↓
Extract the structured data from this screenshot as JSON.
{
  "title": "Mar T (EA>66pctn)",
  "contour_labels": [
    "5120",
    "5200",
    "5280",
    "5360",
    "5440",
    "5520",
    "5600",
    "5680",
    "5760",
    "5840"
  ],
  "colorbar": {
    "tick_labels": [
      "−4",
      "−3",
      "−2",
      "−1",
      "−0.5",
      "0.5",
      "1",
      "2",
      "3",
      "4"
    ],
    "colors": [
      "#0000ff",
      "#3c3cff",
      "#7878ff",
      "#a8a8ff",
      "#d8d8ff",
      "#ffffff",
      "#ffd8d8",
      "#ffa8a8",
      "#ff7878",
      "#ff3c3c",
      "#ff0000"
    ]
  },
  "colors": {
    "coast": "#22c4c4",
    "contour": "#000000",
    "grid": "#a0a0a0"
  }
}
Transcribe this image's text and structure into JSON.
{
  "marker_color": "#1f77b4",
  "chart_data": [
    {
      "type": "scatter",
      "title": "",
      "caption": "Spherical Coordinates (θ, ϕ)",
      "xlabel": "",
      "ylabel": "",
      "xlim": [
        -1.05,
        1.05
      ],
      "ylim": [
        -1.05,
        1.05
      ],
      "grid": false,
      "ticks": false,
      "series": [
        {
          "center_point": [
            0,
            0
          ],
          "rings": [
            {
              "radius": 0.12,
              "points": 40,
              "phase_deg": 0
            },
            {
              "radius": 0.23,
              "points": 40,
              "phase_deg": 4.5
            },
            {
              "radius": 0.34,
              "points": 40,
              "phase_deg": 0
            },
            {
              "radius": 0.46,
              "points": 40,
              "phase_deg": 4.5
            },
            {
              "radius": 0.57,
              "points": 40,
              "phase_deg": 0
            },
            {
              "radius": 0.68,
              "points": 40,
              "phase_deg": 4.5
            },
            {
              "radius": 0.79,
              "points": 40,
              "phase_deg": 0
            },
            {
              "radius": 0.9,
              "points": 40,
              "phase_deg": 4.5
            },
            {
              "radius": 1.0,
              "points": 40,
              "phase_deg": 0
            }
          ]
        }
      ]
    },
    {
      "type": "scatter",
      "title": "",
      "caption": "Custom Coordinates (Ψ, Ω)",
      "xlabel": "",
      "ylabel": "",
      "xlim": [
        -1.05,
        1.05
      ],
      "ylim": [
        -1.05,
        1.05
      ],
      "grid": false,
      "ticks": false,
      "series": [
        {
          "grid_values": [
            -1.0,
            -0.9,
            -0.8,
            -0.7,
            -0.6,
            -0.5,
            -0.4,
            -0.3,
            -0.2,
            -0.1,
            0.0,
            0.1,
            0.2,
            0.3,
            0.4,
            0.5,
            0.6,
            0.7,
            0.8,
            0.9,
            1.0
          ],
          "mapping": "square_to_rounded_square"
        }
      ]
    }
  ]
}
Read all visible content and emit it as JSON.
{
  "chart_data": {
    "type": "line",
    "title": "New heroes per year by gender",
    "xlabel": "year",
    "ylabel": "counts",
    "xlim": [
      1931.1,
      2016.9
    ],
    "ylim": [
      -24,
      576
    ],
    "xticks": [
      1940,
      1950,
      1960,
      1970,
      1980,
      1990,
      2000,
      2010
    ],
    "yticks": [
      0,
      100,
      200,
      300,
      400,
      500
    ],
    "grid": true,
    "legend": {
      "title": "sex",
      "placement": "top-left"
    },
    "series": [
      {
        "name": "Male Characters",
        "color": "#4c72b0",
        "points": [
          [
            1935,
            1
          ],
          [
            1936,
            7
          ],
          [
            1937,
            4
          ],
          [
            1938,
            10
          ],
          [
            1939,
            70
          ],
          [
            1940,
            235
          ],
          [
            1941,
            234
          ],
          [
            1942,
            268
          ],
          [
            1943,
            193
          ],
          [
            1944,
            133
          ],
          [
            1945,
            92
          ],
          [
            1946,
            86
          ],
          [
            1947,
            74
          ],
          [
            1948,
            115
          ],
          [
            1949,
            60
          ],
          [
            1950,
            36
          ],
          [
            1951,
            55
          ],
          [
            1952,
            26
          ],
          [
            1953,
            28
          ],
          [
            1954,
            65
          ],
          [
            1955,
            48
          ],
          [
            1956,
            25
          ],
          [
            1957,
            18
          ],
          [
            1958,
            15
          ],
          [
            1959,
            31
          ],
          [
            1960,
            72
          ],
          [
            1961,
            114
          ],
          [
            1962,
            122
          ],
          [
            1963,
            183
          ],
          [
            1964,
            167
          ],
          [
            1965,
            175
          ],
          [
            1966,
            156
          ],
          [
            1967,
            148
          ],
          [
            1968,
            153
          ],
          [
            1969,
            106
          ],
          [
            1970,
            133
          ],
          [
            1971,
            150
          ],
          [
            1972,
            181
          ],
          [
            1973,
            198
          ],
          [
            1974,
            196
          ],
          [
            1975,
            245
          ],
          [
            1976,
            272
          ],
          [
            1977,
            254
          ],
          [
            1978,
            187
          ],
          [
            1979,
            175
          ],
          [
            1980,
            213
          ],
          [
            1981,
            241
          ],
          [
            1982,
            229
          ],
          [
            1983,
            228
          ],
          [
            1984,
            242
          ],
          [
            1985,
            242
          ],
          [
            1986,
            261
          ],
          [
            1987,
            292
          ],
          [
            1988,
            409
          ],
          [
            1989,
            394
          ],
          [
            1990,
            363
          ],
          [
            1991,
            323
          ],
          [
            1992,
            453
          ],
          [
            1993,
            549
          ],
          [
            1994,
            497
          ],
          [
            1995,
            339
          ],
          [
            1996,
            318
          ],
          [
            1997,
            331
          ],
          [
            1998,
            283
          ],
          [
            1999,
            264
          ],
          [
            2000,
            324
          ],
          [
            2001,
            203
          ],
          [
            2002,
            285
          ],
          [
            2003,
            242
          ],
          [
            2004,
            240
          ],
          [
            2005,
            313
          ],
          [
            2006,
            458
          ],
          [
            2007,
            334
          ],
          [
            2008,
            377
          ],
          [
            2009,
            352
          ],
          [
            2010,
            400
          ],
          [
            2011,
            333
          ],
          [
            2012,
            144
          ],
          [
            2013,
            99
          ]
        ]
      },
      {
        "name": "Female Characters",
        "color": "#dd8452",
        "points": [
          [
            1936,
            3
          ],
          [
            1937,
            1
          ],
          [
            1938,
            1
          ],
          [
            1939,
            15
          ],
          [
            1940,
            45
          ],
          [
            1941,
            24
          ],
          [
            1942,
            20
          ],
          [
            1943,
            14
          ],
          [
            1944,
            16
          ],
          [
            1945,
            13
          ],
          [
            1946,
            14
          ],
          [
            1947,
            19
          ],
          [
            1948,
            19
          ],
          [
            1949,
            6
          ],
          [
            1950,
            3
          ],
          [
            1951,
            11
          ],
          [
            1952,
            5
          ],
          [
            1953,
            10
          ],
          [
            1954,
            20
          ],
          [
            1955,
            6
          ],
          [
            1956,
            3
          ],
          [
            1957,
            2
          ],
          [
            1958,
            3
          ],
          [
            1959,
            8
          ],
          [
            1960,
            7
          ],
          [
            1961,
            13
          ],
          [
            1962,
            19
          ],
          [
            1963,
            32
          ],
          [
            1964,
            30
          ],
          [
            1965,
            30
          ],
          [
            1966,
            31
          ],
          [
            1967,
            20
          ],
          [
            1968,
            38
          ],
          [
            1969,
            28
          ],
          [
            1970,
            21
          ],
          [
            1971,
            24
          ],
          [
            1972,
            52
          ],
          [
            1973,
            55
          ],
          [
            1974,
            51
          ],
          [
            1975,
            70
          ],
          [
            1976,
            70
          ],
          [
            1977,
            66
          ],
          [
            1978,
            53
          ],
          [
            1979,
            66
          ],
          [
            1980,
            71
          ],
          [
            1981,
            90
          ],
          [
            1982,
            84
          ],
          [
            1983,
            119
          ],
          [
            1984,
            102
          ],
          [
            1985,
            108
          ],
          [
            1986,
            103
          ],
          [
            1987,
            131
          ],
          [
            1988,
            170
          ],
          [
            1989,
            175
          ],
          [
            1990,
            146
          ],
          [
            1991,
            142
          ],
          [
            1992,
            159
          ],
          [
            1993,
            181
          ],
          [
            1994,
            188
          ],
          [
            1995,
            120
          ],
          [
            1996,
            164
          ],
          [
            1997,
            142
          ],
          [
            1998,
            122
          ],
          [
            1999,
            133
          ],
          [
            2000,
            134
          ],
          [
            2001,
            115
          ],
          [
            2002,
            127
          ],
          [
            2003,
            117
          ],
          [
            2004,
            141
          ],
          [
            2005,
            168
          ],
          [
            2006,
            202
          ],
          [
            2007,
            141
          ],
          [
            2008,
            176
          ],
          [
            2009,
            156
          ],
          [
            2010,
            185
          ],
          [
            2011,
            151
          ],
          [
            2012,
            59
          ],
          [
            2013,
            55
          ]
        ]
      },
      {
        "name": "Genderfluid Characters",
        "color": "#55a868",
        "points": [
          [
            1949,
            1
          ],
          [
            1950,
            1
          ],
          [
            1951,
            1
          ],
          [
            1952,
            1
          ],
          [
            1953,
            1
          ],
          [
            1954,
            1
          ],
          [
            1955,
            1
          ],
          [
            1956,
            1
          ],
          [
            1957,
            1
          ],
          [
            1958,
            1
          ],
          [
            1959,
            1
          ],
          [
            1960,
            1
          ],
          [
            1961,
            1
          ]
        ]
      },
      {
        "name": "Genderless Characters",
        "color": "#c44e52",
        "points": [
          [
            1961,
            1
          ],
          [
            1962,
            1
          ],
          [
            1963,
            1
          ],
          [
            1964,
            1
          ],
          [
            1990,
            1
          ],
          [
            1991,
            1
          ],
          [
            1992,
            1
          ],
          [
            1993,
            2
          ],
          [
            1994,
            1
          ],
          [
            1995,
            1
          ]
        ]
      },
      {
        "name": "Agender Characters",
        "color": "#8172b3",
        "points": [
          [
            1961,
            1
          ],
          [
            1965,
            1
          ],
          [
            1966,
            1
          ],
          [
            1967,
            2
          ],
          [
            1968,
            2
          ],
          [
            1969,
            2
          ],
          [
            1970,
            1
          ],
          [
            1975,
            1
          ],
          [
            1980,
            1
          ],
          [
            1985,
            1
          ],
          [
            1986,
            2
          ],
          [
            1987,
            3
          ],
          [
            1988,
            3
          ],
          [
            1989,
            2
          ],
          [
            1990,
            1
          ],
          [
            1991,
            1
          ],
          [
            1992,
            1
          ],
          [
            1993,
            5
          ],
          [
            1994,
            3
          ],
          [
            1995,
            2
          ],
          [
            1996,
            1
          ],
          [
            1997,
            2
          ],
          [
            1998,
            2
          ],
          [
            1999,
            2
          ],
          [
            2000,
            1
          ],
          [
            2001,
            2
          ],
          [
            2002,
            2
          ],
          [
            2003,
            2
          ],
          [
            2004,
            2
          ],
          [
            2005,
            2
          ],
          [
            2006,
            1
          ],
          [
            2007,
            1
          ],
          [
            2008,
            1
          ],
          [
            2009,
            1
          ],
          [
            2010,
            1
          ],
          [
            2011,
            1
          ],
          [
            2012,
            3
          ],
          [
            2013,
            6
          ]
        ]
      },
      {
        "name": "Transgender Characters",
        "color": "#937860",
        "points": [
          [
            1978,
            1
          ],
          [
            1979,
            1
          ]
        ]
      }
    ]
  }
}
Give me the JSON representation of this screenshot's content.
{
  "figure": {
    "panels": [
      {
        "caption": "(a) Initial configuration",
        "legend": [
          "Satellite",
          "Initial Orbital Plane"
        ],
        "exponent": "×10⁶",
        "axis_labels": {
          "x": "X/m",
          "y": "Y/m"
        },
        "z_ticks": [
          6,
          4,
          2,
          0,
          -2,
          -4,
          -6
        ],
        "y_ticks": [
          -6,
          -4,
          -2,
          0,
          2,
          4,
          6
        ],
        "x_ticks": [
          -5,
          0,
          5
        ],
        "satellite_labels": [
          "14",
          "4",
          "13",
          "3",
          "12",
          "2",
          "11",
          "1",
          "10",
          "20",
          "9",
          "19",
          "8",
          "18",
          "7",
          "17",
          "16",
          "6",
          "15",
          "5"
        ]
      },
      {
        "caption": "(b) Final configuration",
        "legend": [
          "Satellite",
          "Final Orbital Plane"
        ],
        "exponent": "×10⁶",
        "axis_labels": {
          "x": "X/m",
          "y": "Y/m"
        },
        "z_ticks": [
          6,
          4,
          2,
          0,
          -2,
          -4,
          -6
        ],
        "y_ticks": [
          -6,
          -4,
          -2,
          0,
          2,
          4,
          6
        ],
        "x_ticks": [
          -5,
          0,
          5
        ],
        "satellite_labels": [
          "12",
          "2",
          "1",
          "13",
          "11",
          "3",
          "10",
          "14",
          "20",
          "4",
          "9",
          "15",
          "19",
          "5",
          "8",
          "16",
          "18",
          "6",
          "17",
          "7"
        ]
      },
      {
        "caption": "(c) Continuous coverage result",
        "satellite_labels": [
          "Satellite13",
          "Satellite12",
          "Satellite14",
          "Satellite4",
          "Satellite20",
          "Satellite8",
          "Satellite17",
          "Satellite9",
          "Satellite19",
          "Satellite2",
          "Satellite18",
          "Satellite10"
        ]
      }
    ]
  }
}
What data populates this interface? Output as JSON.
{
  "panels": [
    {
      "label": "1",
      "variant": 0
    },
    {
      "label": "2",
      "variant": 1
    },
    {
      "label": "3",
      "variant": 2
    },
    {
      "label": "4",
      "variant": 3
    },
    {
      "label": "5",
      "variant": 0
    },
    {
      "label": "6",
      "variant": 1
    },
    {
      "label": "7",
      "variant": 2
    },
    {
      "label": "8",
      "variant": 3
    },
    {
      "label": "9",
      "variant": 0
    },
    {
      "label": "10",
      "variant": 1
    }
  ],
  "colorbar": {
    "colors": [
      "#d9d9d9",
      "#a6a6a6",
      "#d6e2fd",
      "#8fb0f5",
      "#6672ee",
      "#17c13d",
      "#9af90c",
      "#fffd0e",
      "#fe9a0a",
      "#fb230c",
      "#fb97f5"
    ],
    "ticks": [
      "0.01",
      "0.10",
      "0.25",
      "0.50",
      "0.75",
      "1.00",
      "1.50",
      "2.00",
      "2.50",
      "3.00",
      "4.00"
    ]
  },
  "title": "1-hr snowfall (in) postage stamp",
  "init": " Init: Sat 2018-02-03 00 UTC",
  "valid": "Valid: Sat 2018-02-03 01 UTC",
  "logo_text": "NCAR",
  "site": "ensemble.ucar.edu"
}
↑
=== Challenge ===
Which lines contain the word "this"? Return each of them.

=== Response to the task ===
Extract the structured data from this screenshot as JSON.
Transcribe this image's text and structure into JSON.
Give me the JSON representation of this screenshot's content.
What data populates this interface? Output as JSON.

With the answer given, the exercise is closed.